Entries with figure data
###

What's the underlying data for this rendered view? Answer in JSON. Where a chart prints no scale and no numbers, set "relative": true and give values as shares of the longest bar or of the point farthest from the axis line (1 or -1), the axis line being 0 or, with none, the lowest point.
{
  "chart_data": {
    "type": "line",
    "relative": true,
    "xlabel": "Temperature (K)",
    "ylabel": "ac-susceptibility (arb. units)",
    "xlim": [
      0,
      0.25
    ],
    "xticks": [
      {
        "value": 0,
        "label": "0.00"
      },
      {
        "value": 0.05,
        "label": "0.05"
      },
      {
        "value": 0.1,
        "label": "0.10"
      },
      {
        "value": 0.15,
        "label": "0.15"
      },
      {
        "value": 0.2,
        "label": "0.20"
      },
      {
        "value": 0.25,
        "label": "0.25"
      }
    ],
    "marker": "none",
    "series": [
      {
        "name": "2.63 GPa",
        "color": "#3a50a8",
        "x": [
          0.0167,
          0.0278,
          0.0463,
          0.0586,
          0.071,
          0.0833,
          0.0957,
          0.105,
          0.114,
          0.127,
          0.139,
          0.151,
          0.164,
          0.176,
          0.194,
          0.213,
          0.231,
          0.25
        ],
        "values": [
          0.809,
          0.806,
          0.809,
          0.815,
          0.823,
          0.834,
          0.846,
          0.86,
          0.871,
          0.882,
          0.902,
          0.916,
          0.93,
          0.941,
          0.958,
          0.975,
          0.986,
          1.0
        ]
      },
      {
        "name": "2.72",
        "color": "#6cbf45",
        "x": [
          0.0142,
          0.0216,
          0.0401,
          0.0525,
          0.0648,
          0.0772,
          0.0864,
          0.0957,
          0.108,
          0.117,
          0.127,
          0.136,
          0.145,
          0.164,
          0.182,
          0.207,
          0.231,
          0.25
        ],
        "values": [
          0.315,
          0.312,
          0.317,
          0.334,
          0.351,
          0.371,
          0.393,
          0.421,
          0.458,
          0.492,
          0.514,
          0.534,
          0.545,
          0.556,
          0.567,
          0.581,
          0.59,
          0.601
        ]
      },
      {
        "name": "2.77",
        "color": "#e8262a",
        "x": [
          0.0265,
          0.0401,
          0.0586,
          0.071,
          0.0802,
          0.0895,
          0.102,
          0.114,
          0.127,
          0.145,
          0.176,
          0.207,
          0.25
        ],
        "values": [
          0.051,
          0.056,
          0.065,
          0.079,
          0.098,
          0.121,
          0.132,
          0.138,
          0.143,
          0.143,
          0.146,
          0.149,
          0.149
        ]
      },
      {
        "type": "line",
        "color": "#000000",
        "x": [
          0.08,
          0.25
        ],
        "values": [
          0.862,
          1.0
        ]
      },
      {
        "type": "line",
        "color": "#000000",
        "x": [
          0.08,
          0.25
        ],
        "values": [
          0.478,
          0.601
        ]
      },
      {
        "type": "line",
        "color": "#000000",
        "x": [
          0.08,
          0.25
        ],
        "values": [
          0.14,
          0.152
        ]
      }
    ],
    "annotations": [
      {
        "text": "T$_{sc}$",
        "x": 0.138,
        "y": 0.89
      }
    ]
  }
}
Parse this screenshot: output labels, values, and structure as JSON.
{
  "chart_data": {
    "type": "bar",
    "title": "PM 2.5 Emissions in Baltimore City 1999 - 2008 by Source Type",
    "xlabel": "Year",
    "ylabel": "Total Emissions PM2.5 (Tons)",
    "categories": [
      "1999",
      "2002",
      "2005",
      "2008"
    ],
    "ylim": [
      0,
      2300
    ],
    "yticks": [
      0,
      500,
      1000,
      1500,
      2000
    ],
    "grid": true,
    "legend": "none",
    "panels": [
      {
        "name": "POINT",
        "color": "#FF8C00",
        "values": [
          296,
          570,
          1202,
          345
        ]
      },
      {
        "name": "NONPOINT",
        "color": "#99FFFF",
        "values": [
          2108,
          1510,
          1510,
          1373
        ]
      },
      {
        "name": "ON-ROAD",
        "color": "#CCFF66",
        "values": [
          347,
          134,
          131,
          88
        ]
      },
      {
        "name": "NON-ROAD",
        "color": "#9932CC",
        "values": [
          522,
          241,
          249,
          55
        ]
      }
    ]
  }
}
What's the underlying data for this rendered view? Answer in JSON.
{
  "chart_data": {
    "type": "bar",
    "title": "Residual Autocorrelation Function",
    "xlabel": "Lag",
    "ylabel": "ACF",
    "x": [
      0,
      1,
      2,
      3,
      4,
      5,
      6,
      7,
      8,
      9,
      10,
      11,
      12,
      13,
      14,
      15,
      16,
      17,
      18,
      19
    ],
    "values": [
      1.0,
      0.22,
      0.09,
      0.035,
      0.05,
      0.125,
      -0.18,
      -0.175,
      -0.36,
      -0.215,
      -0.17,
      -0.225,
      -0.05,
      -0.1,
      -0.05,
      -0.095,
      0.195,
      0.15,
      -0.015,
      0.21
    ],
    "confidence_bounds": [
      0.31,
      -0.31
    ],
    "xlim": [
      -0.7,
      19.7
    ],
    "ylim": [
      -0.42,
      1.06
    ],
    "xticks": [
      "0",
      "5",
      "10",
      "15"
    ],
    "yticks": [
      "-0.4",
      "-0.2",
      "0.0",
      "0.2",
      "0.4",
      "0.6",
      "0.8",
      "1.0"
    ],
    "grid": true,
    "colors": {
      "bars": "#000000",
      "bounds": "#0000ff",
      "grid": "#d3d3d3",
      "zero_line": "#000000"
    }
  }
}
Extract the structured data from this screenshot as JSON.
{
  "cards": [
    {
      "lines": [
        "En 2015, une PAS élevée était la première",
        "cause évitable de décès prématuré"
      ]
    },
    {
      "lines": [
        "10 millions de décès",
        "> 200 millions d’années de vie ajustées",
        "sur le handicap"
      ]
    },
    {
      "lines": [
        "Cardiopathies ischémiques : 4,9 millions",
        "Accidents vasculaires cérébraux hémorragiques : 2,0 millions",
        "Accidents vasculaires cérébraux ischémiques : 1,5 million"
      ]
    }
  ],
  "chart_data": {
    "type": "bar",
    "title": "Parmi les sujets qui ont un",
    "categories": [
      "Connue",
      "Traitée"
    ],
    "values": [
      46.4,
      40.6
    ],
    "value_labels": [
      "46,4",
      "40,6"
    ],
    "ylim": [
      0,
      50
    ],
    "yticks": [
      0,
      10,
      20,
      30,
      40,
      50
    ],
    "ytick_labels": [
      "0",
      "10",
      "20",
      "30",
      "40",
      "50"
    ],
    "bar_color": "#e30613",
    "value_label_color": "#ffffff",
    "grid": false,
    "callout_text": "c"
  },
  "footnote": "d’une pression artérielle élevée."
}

###

All of the data needs to be printed once more, exactly.

▸ **RESPONSE TO THIS TASK**:
What's the underlying data for this rendered view? Answer in JSON. Where a chart prints no scale and no numbers, set "relative": true and give values as shares of the longest bar or of the point farthest from the axis line (1 or -1), the axis line being 0 or, with none, the lowest point.
{
  "chart_data": {
    "type": "line",
    "relative": true,
    "xlabel": "Temperature (K)",
    "ylabel": "ac-susceptibility (arb. units)",
    "xlim": [
      0,
      0.25
    ],
    "xticks": [
      {
        "value": 0,
        "label": "0.00"
      },
      {
        "value": 0.05,
        "label": "0.05"
      },
      {
        "value": 0.1,
        "label": "0.10"
      },
      {
        "value": 0.15,
        "label": "0.15"
      },
      {
        "value": 0.2,
        "label": "0.20"
      },
      {
        "value": 0.25,
        "label": "0.25"
      }
    ],
    "marker": "none",
    "series": [
      {
        "name": "2.63 GPa",
        "color": "#3a50a8",
        "x": [
          0.0167,
          0.0278,
          0.0463,
          0.0586,
          0.071,
          0.0833,
          0.0957,
          0.105,
          0.114,
          0.127,
          0.139,
          0.151,
          0.164,
          0.176,
          0.194,
          0.213,
          0.231,
          0.25
        ],
        "values": [
          0.809,
          0.806,
          0.809,
          0.815,
          0.823,
          0.834,
          0.846,
          0.86,
          0.871,
          0.882,
          0.902,
          0.916,
          0.93,
          0.941,
          0.958,
          0.975,
          0.986,
          1.0
        ]
      },
      {
        "name": "2.72",
        "color": "#6cbf45",
        "x": [
          0.0142,
          0.0216,
          0.0401,
          0.0525,
          0.0648,
          0.0772,
          0.0864,
          0.0957,
          0.108,
          0.117,
          0.127,
          0.136,
          0.145,
          0.164,
          0.182,
          0.207,
          0.231,
          0.25
        ],
        "values": [
          0.315,
          0.312,
          0.317,
          0.334,
          0.351,
          0.371,
          0.393,
          0.421,
          0.458,
          0.492,
          0.514,
          0.534,
          0.545,
          0.556,
          0.567,
          0.581,
          0.59,
          0.601
        ]
      },
      {
        "name": "2.77",
        "color": "#e8262a",
        "x": [
          0.0265,
          0.0401,
          0.0586,
          0.071,
          0.0802,
          0.0895,
          0.102,
          0.114,
          0.127,
          0.145,
          0.176,
          0.207,
          0.25
        ],
        "values": [
          0.051,
          0.056,
          0.065,
          0.079,
          0.098,
          0.121,
          0.132,
          0.138,
          0.143,
          0.143,
          0.146,
          0.149,
          0.149
        ]
      },
      {
        "type": "line",
        "color": "#000000",
        "x": [
          0.08,
          0.25
        ],
        "values": [
          0.862,
          1.0
        ]
      },
      {
        "type": "line",
        "color": "#000000",
        "x": [
          0.08,
          0.25
        ],
        "values": [
          0.478,
          0.601
        ]
      },
      {
        "type": "line",
        "color": "#000000",
        "x": [
          0.08,
          0.25
        ],
        "values": [
          0.14,
          0.152
        ]
      }
    ],
    "annotations": [
      {
        "text": "T$_{sc}$",
        "x": 0.138,
        "y": 0.89
      }
    ]
  }
}
Parse this screenshot: output labels, values, and structure as JSON.
{
  "chart_data": {
    "type": "bar",
    "title": "PM 2.5 Emissions in Baltimore City 1999 - 2008 by Source Type",
    "xlabel": "Year",
    "ylabel": "Total Emissions PM2.5 (Tons)",
    "categories": [
      "1999",
      "2002",
      "2005",
      "2008"
    ],
    "ylim": [
      0,
      2300
    ],
    "yticks": [
      0,
      500,
      1000,
      1500,
      2000
    ],
    "grid": true,
    "legend": "none",
    "panels": [
      {
        "name": "POINT",
        "color": "#FF8C00",
        "values": [
          296,
          570,
          1202,
          345
        ]
      },
      {
        "name": "NONPOINT",
        "color": "#99FFFF",
        "values": [
          2108,
          1510,
          1510,
          1373
        ]
      },
      {
        "name": "ON-ROAD",
        "color": "#CCFF66",
        "values": [
          347,
          134,
          131,
          88
        ]
      },
      {
        "name": "NON-ROAD",
        "color": "#9932CC",
        "values": [
          522,
          241,
          249,
          55
        ]
      }
    ]
  }
}
What's the underlying data for this rendered view? Answer in JSON.
{
  "chart_data": {
    "type": "bar",
    "title": "Residual Autocorrelation Function",
    "xlabel": "Lag",
    "ylabel": "ACF",
    "x": [
      0,
      1,
      2,
      3,
      4,
      5,
      6,
      7,
      8,
      9,
      10,
      11,
      12,
      13,
      14,
      15,
      16,
      17,
      18,
      19
    ],
    "values": [
      1.0,
      0.22,
      0.09,
      0.035,
      0.05,
      0.125,
      -0.18,
      -0.175,
      -0.36,
      -0.215,
      -0.17,
      -0.225,
      -0.05,
      -0.1,
      -0.05,
      -0.095,
      0.195,
      0.15,
      -0.015,
      0.21
    ],
    "confidence_bounds": [
      0.31,
      -0.31
    ],
    "xlim": [
      -0.7,
      19.7
    ],
    "ylim": [
      -0.42,
      1.06
    ],
    "xticks": [
      "0",
      "5",
      "10",
      "15"
    ],
    "yticks": [
      "-0.4",
      "-0.2",
      "0.0",
      "0.2",
      "0.4",
      "0.6",
      "0.8",
      "1.0"
    ],
    "grid": true,
    "colors": {
      "bars": "#000000",
      "bounds": "#0000ff",
      "grid": "#d3d3d3",
      "zero_line": "#000000"
    }
  }
}
Extract the structured data from this screenshot as JSON.
{
  "cards": [
    {
      "lines": [
        "En 2015, une PAS élevée était la première",
        "cause évitable de décès prématuré"
      ]
    },
    {
      "lines": [
        "10 millions de décès",
        "> 200 millions d’années de vie ajustées",
        "sur le handicap"
      ]
    },
    {
      "lines": [
        "Cardiopathies ischémiques : 4,9 millions",
        "Accidents vasculaires cérébraux hémorragiques : 2,0 millions",
        "Accidents vasculaires cérébraux ischémiques : 1,5 million"
      ]
    }
  ],
  "chart_data": {
    "type": "bar",
    "title": "Parmi les sujets qui ont un",
    "categories": [
      "Connue",
      "Traitée"
    ],
    "values": [
      46.4,
      40.6
    ],
    "value_labels": [
      "46,4",
      "40,6"
    ],
    "ylim": [
      0,
      50
    ],
    "yticks": [
      0,
      10,
      20,
      30,
      40,
      50
    ],
    "ytick_labels": [
      "0",
      "10",
      "20",
      "30",
      "40",
      "50"
    ],
    "bar_color": "#e30613",
    "value_label_color": "#ffffff",
    "grid": false,
    "callout_text": "c"
  },
  "footnote": "d’une pression artérielle élevée."
}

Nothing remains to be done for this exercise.